• **Goal**:
Report, word for word, every line of the material that contains "Фантом".

• **Data entries**:
** BEGIN **

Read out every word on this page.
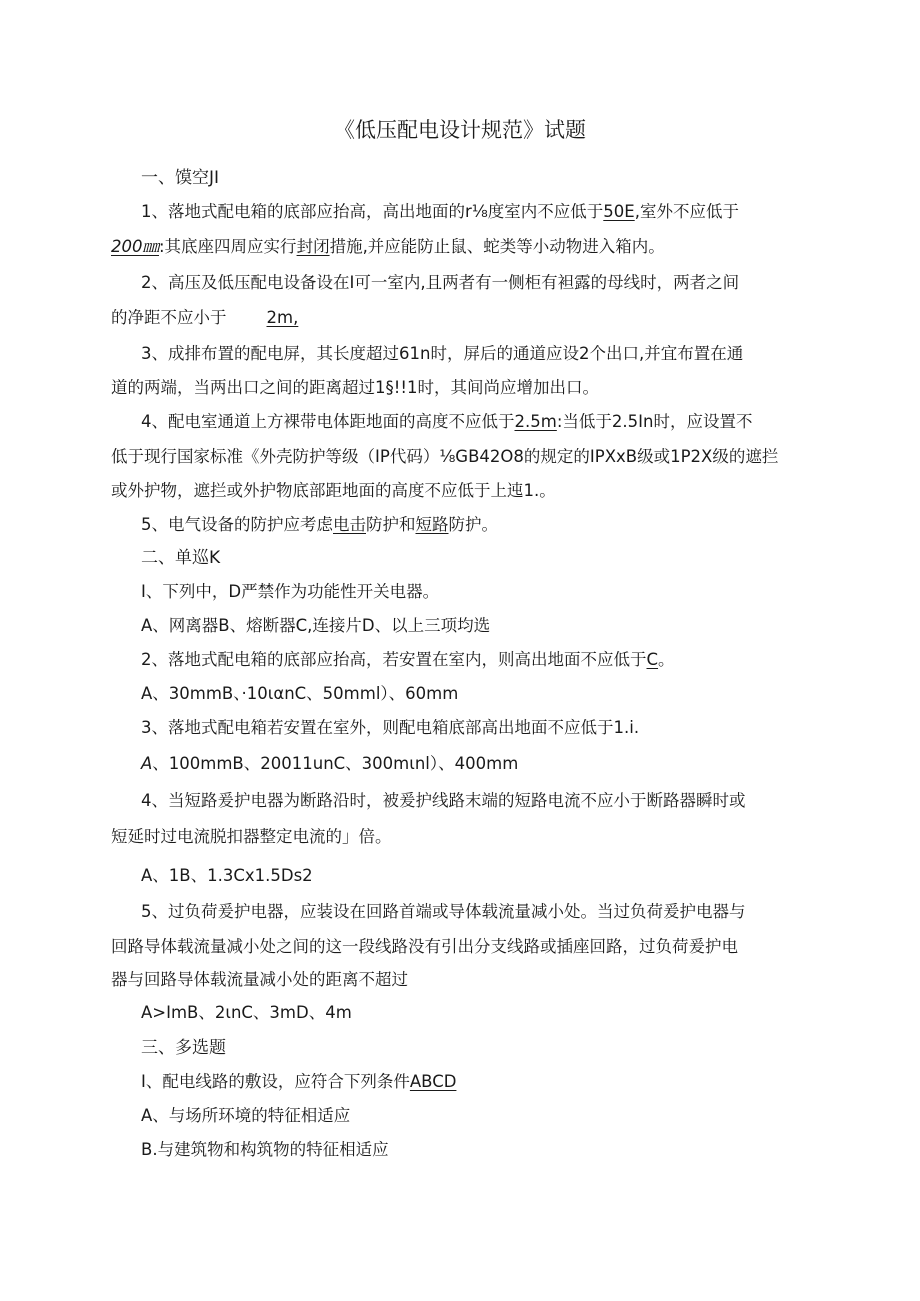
《低压配电设计规范》试题
一、馍空JI
1、落地式配电箱的底部应抬高，高出地面的r⅛度室内不应低于50E,室外不应低于
200㎜:其底座四周应实行封闭措施,并应能防止鼠、蛇类等小动物进入箱内。
2、高压及低压配电设备设在I可一室内,且两者有一侧柜有袒露的母线时，两者之间
的净距不应小于 2m,
3、成排布置的配电屏，其长度超过61n时，屏后的通道应设2个出口,并宜布置在通
道的两端，当两出口之间的距离超过1§!!1时，其间尚应增加出口。
4、配电室通道上方裸带电体距地面的高度不应低于2.5m:当低于2.5In时，应设置不
低于现行国家标准《外壳防护等级（IP代码）⅛GB42O8的规定的IPXxB级或1P2X级的遮拦
或外护物，遮拦或外护物底部距地面的高度不应低于上迍1.。
5、电气设备的防护应考虑电击防护和短路防护。
二、单巡K
I、下列中，D严禁作为功能性开关电器。
A、网离器B、熔断器C,连接片D、以上三项均选
2、落地式配电箱的底部应抬高，若安置在室内，则高出地面不应低于C。
A、30mmB、·10ιαnC、50mml）、60mm
3、落地式配电箱若安置在室外，则配电箱底部高出地面不应低于1.i.
A、100mmB、20011unC、300mιnl）、400mm
4、当短路爰护电器为断路沿时，被爰护线路末端的短路电流不应小于断路器瞬时或
短延时过电流脱扣器整定电流的」倍。
A、1B、1.3Cx1.5Ds2
5、过负荷爰护电器，应装设在回路首端或导体载流量减小处。当过负荷爰护电器与
回路导体载流量减小处之间的这一段线路没有引出分支线路或插座回路，过负荷爰护电
器与回路导体载流量减小处的距离不超过
A>ImB、2ιnC、3mD、4m
三、多选题
I、配电线路的敷设，应符合下列条件ABCD
A、与场所环境的特征相适应
B.与建筑物和构筑物的特征相适应
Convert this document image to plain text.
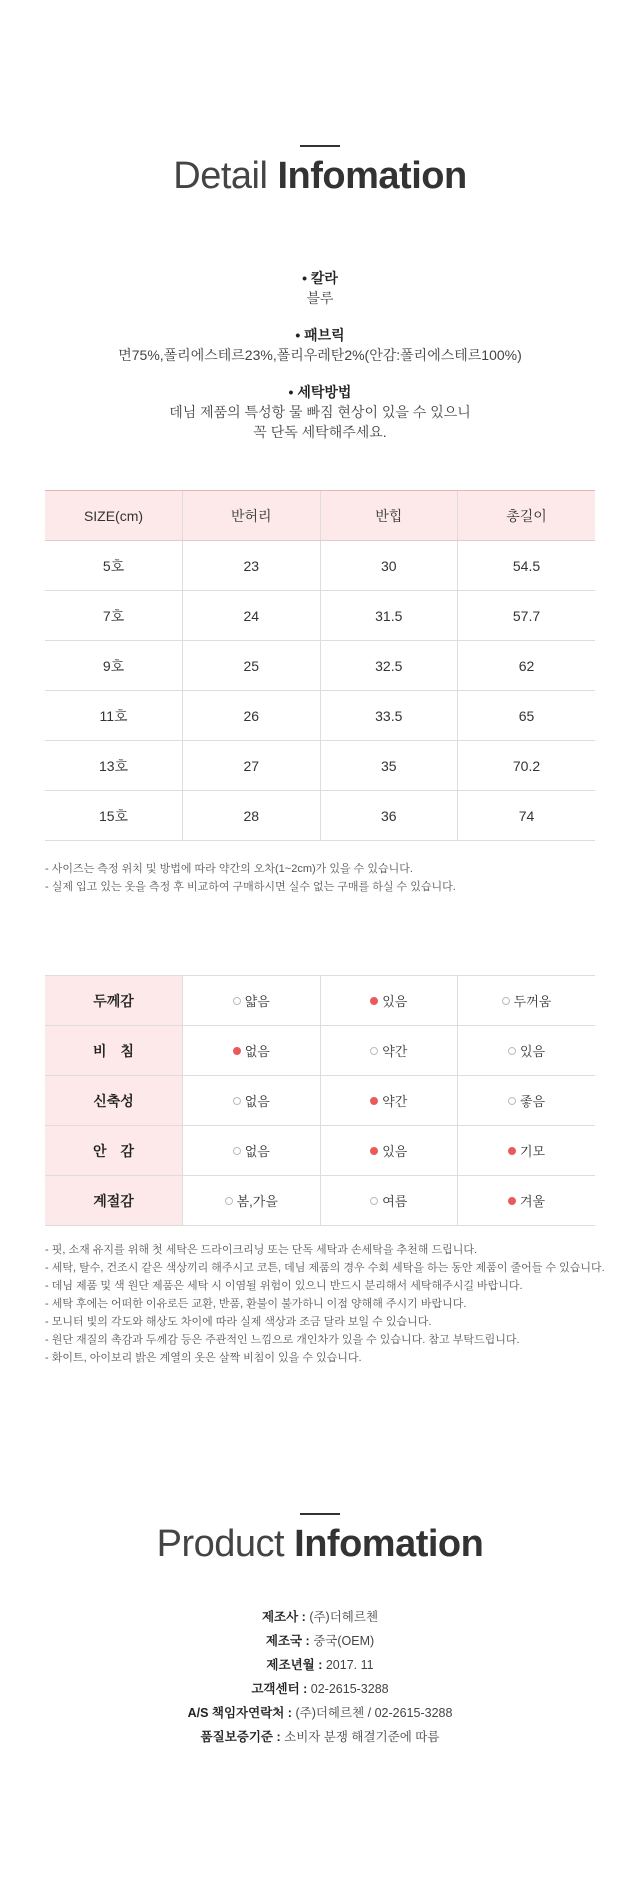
Detail Infomation
• 칼라
블루
• 패브릭
면75%,폴리에스테르23%,폴리우레탄2%(안감:폴리에스테르100%)
• 세탁방법
데님 제품의 특성항 물 빠짐 현상이 있을 수 있으니
꼭 단독 세탁해주세요.
SIZE(cm)	반허리	반힙	총길이
5호	23	30	54.5
7호	24	31.5	57.7
9호	25	32.5	62
11호	26	33.5	65
13호	27	35	70.2
15호	28	36	74
- 사이즈는 측정 위치 및 방법에 따라 약간의 오차(1~2cm)가 있을 수 있습니다.
- 실제 입고 있는 옷을 측정 후 비교하여 구매하시면 실수 없는 구매를 하실 수 있습니다.
두께감	얇음	있음	두꺼움

비　침	없음	약간	있음

신축성	없음	약간	좋음

안　감	없음	있음	기모

계절감	봄,가을	여름	겨울
- 핏, 소재 유지를 위해 첫 세탁은 드라이크리닝 또는 단독 세탁과 손세탁을 추천해 드립니다.
- 세탁, 탈수, 건조시 같은 색상끼리 해주시고 코튼, 데님 제품의 경우 수회 세탁을 하는 동안 제품이 줄어들 수 있습니다.
- 데님 제품 및 색 원단 제품은 세탁 시 이염될 위험이 있으니 반드시 분리해서 세탁해주시길 바랍니다.
- 세탁 후에는 어떠한 이유로든 교환, 반품, 환불이 불가하니 이점 양해해 주시기 바랍니다.
- 모니터 빛의 각도와 해상도 차이에 따라 실제 색상과 조금 달라 보일 수 있습니다.
- 원단 재질의 촉감과 두께감 등은 주관적인 느낌으로 개인차가 있을 수 있습니다. 참고 부탁드립니다.
- 화이트, 아이보리 밝은 계열의 옷은 살짝 비침이 있을 수 있습니다.
Product Infomation
제조사 : (주)더헤르첸
제조국 : 중국(OEM)
제조년월 : 2017. 11
고객센터 : 02-2615-3288
A/S 책임자연락처 : (주)더헤르첸 / 02-2615-3288
품질보증기준 : 소비자 분쟁 해결기준에 따름
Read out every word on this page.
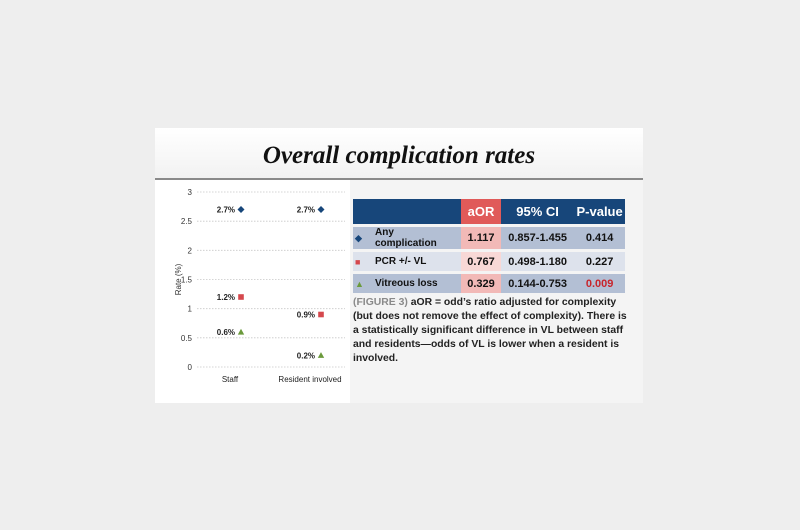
Overall complication rates
3
2.5
2
1.5
1
0.5
0
Rate (%)
Staff	Resident involved
2.7%	2.7%
1.2%
0.9%
0.6%
0.2%
		aOR	95% CI	P-value
◆	Any complication	1.117	0.857-1.455	0.414
■	PCR +/- VL	0.767	0.498-1.180	0.227
▲	Vitreous loss	0.329	0.144-0.753	0.009
(FIGURE 3) aOR = odd’s ratio adjusted for complexity (but does not remove the effect of complexity). There is a statistically significant difference in VL between staff and residents—odds of VL is lower when a resident is involved.
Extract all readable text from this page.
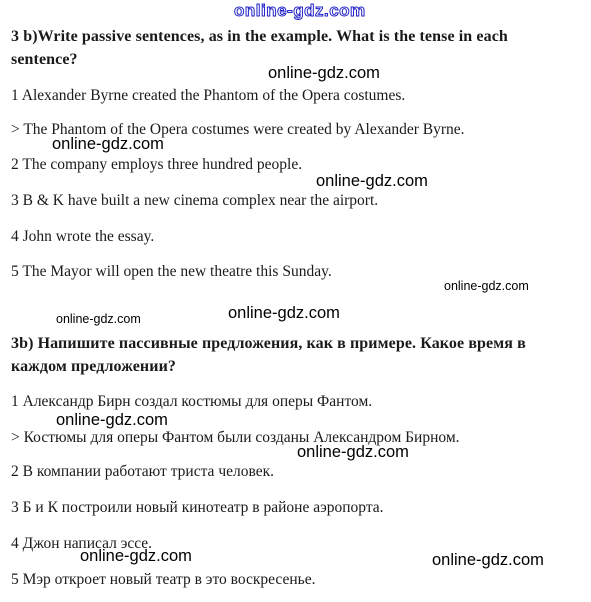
online-gdz.com

3 b)Write passive sentences, as in the example. What is the tense in each sentence?

1 Alexander Byrne created the Phantom of the Opera costumes.

> The Phantom of the Opera costumes were created by Alexander Byrne.

2 The company employs three hundred people.

3 B & K have built a new cinema complex near the airport.

4 John wrote the essay.

5 The Mayor will open the new theatre this Sunday.

3b) Напишите пассивные предложения, как в примере. Какое время в каждом предложении?

1 Александр Бирн создал костюмы для оперы Фантом.

> Костюмы для оперы Фантом были созданы Александром Бирном.

2 В компании работают триста человек.

3 Б и К построили новый кинотеатр в районе аэропорта.

4 Джон написал эссе.

5 Мэр откроет новый театр в это воскресенье.

online-gdz.com
online-gdz.com
online-gdz.com
online-gdz.com
online-gdz.com
online-gdz.com
online-gdz.com
online-gdz.com
online-gdz.com	online-gdz.com
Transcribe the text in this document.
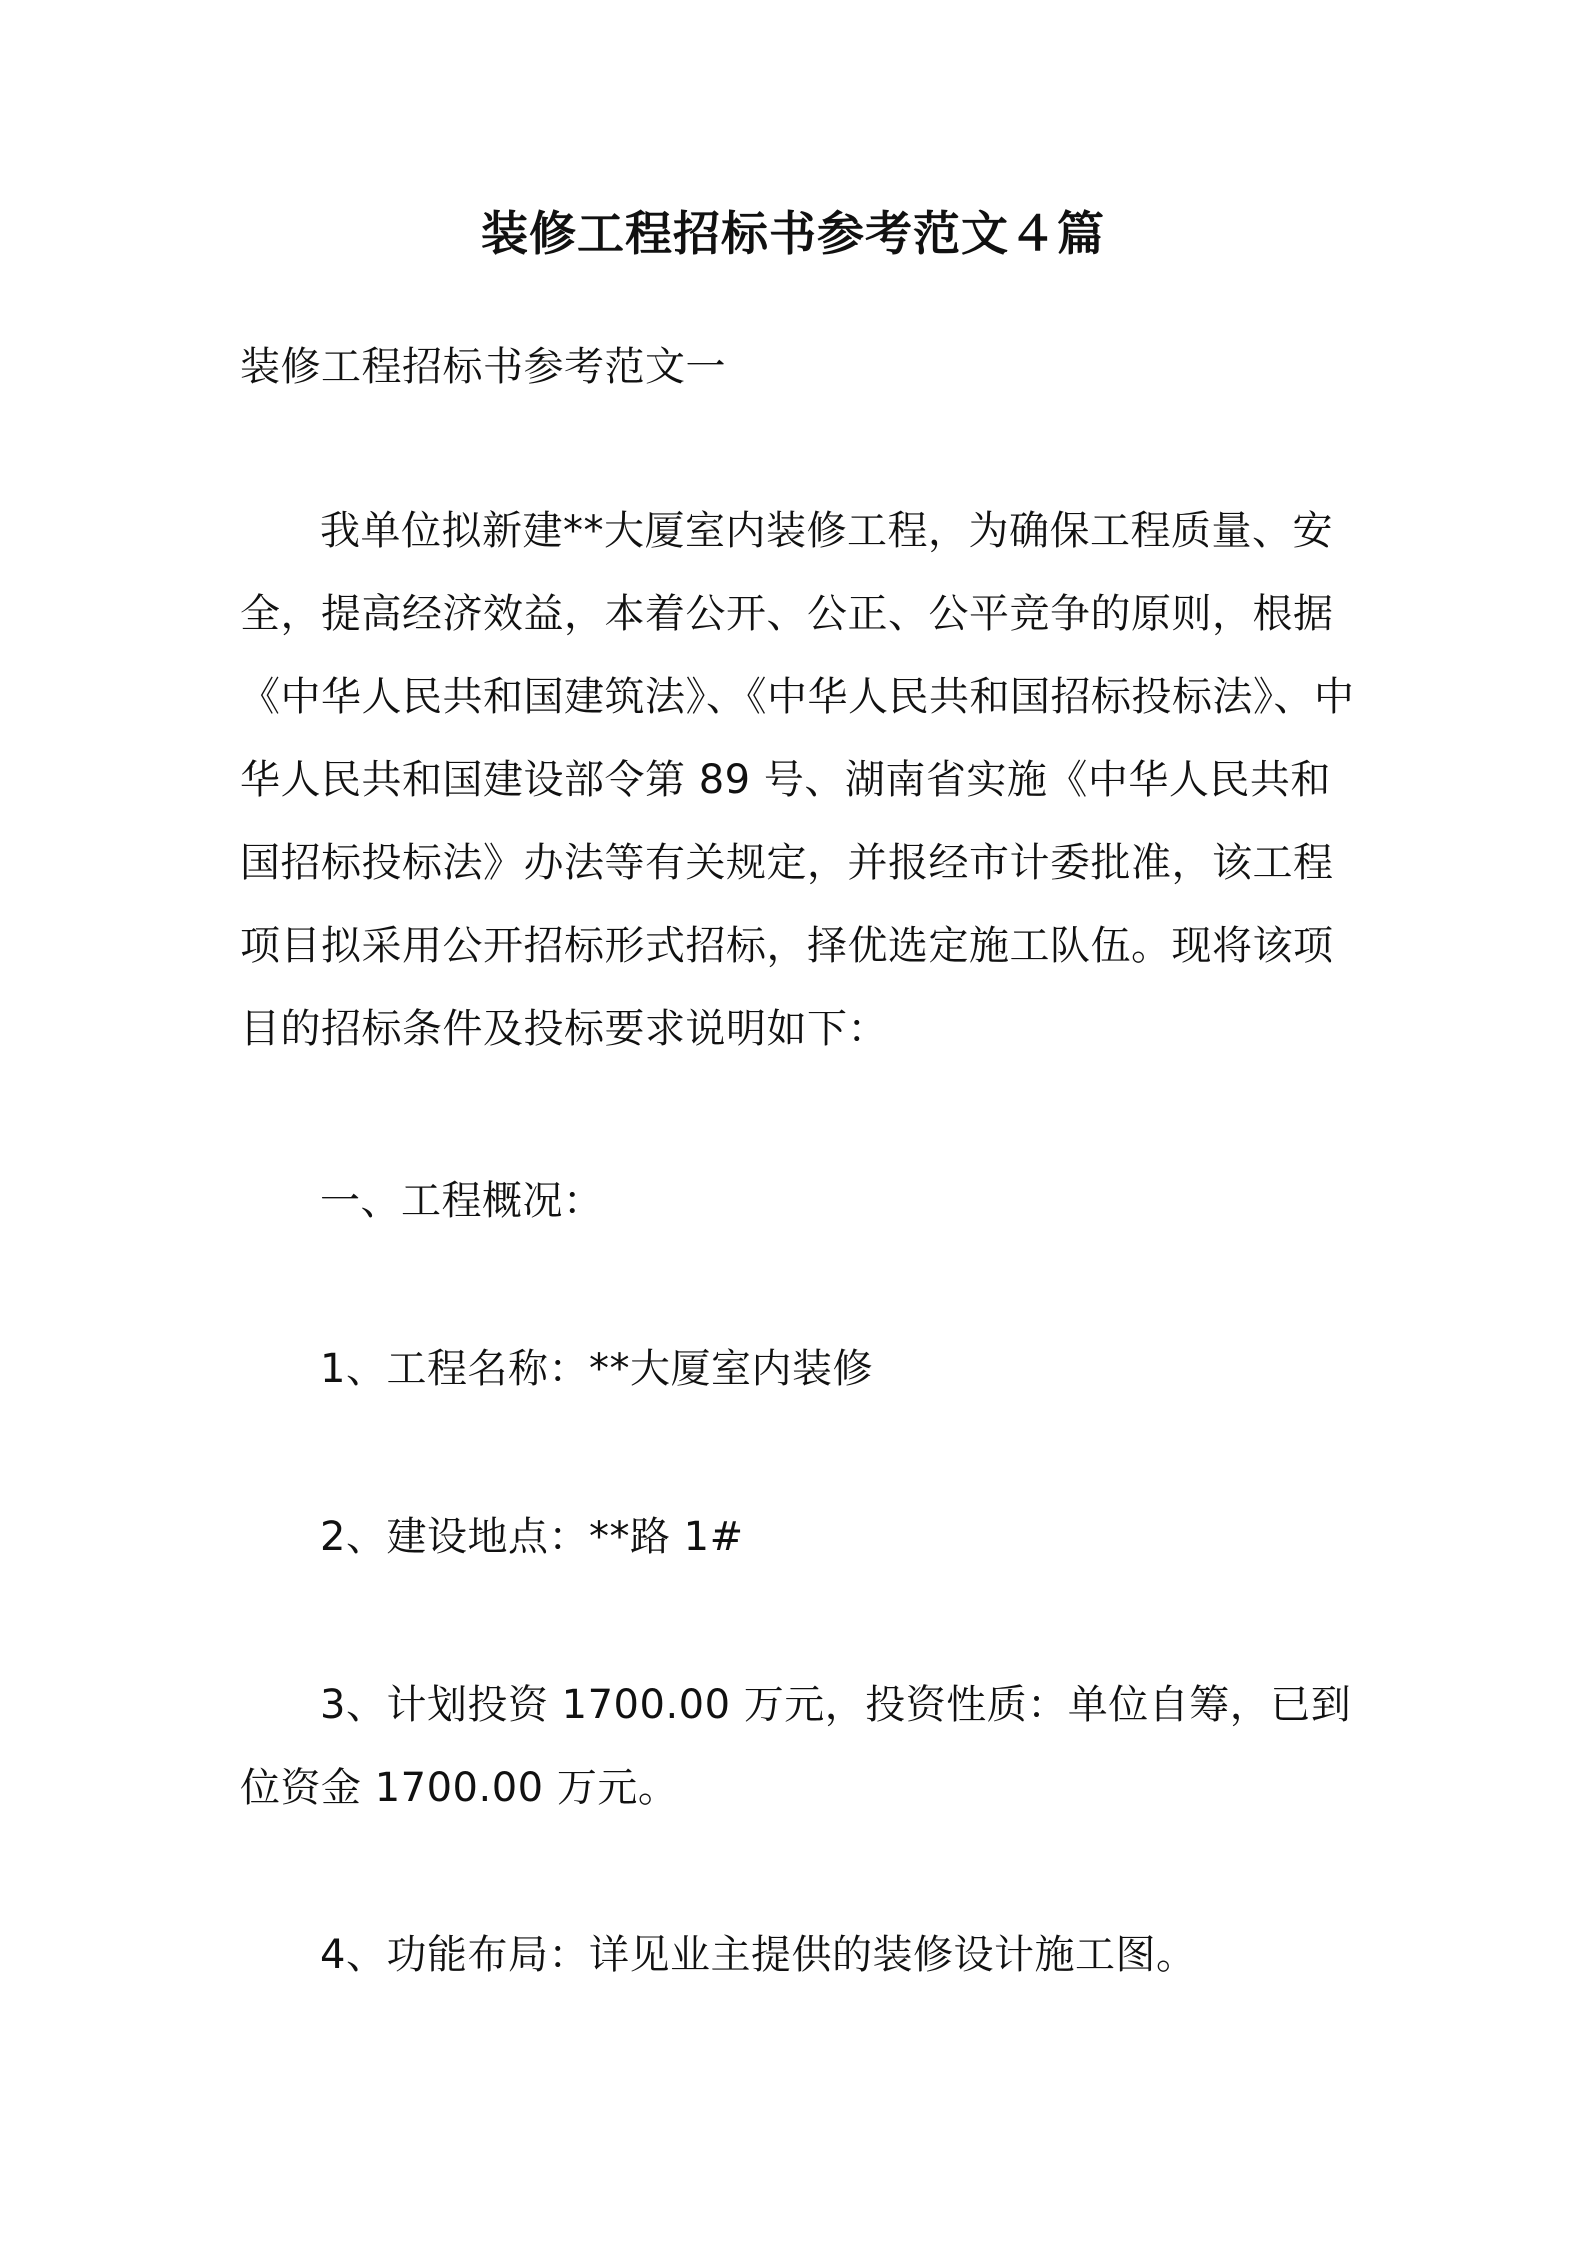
装修工程招标书参考范文４篇
装修工程招标书参考范文一
我单位拟新建**大厦室内装修工程，为确保工程质量、安全，提高经济效益，本着公开、公正、公平竞争的原则，根据《中华人民共和国建筑法》、《中华人民共和国招标投标法》、中华人民共和国建设部令第 89 号、湖南省实施《中华人民共和国招标投标法》办法等有关规定，并报经市计委批准，该工程项目拟采用公开招标形式招标，择优选定施工队伍。现将该项目的招标条件及投标要求说明如下：
一、工程概况：
1、工程名称：**大厦室内装修
2、建设地点：**路 1#
3、计划投资 1700.00 万元，投资性质：单位自筹，已到位资金 1700.00 万元。
4、功能布局：详见业主提供的装修设计施工图。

** END **

• **Written response**:
1 Александр Бирн создал костюмы для оперы Фантом.
> Костюмы для оперы Фантом были созданы Александром Бирном.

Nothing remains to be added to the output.